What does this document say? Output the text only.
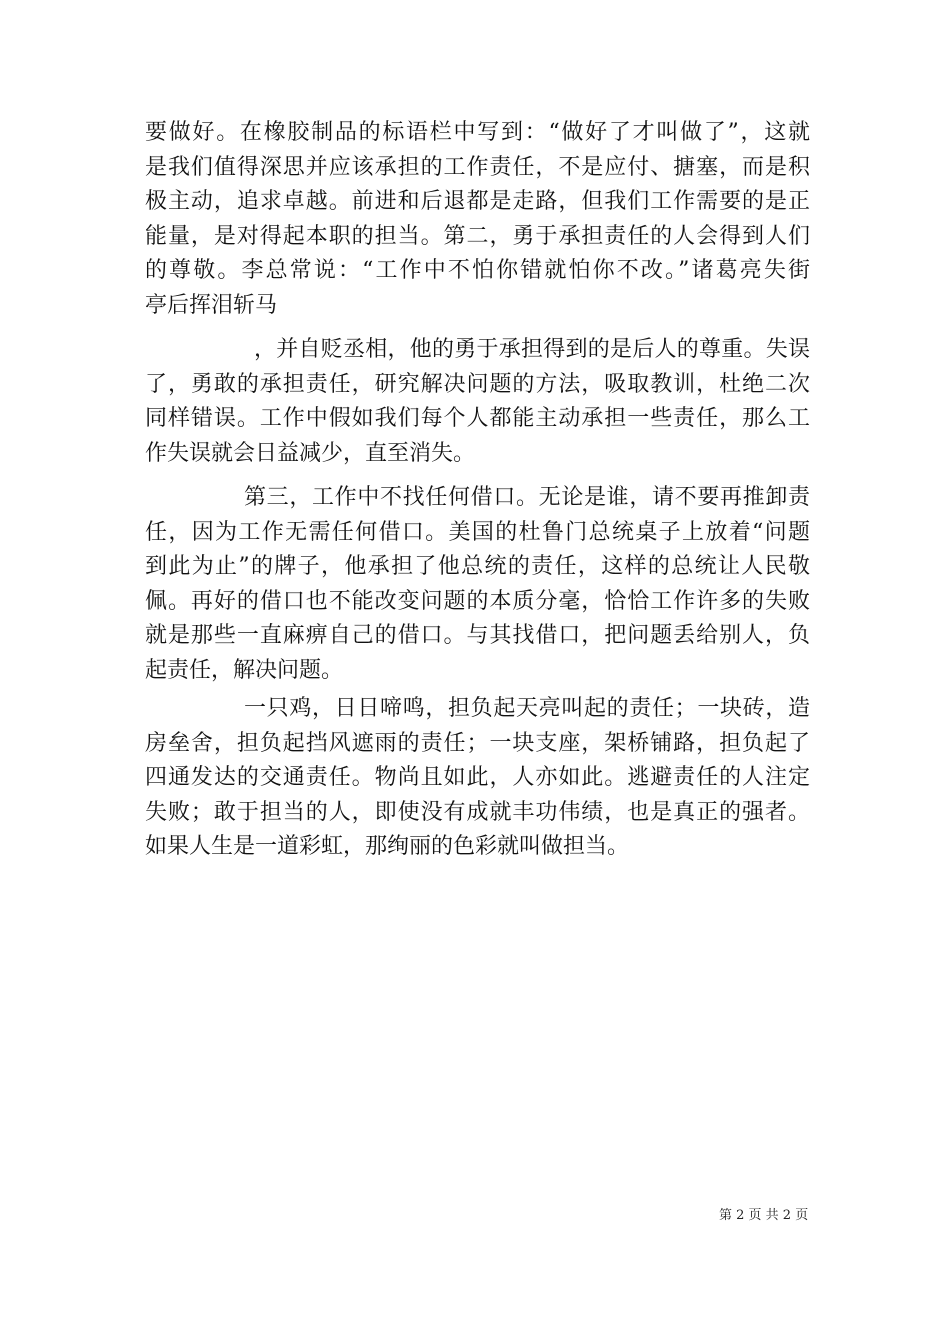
要做好。在橡胶制品的标语栏中写到：“做好了才叫做了”，这就
是我们值得深思并应该承担的工作责任，不是应付、搪塞，而是积
极主动，追求卓越。前进和后退都是走路，但我们工作需要的是正
能量，是对得起本职的担当。第二，勇于承担责任的人会得到人们
的尊敬。李总常说：“工作中不怕你错就怕你不改。”诸葛亮失街
亭后挥泪斩马
，并自贬丞相，他的勇于承担得到的是后人的尊重。失误
了，勇敢的承担责任，研究解决问题的方法，吸取教训，杜绝二次
同样错误。工作中假如我们每个人都能主动承担一些责任，那么工
作失误就会日益减少，直至消失。
第三，工作中不找任何借口。无论是谁，请不要再推卸责
任，因为工作无需任何借口。美国的杜鲁门总统桌子上放着“问题
到此为止”的牌子，他承担了他总统的责任，这样的总统让人民敬
佩。再好的借口也不能改变问题的本质分毫，恰恰工作许多的失败
就是那些一直麻痹自己的借口。与其找借口，把问题丢给别人，负
起责任，解决问题。
一只鸡，日日啼鸣，担负起天亮叫起的责任；一块砖，造
房垒舍，担负起挡风遮雨的责任；一块支座，架桥铺路，担负起了
四通发达的交通责任。物尚且如此，人亦如此。逃避责任的人注定
失败；敢于担当的人，即使没有成就丰功伟绩，也是真正的强者。
如果人生是一道彩虹，那绚丽的色彩就叫做担当。
第 2 页 共 2 页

####

• **Set problem**
Repeat the data exactly, dropping every picture it holds.

• **Solved exercise**
What does this document say? Output the text only.
要做好。在橡胶制品的标语栏中写到：“做好了才叫做了”，这就
是我们值得深思并应该承担的工作责任，不是应付、搪塞，而是积
极主动，追求卓越。前进和后退都是走路，但我们工作需要的是正
能量，是对得起本职的担当。第二，勇于承担责任的人会得到人们
的尊敬。李总常说：“工作中不怕你错就怕你不改。”诸葛亮失街
亭后挥泪斩马
，并自贬丞相，他的勇于承担得到的是后人的尊重。失误
了，勇敢的承担责任，研究解决问题的方法，吸取教训，杜绝二次
同样错误。工作中假如我们每个人都能主动承担一些责任，那么工
作失误就会日益减少，直至消失。
第三，工作中不找任何借口。无论是谁，请不要再推卸责
任，因为工作无需任何借口。美国的杜鲁门总统桌子上放着“问题
到此为止”的牌子，他承担了他总统的责任，这样的总统让人民敬
佩。再好的借口也不能改变问题的本质分毫，恰恰工作许多的失败
就是那些一直麻痹自己的借口。与其找借口，把问题丢给别人，负
起责任，解决问题。
一只鸡，日日啼鸣，担负起天亮叫起的责任；一块砖，造
房垒舍，担负起挡风遮雨的责任；一块支座，架桥铺路，担负起了
四通发达的交通责任。物尚且如此，人亦如此。逃避责任的人注定
失败；敢于担当的人，即使没有成就丰功伟绩，也是真正的强者。
如果人生是一道彩虹，那绚丽的色彩就叫做担当。
第 2 页 共 2 页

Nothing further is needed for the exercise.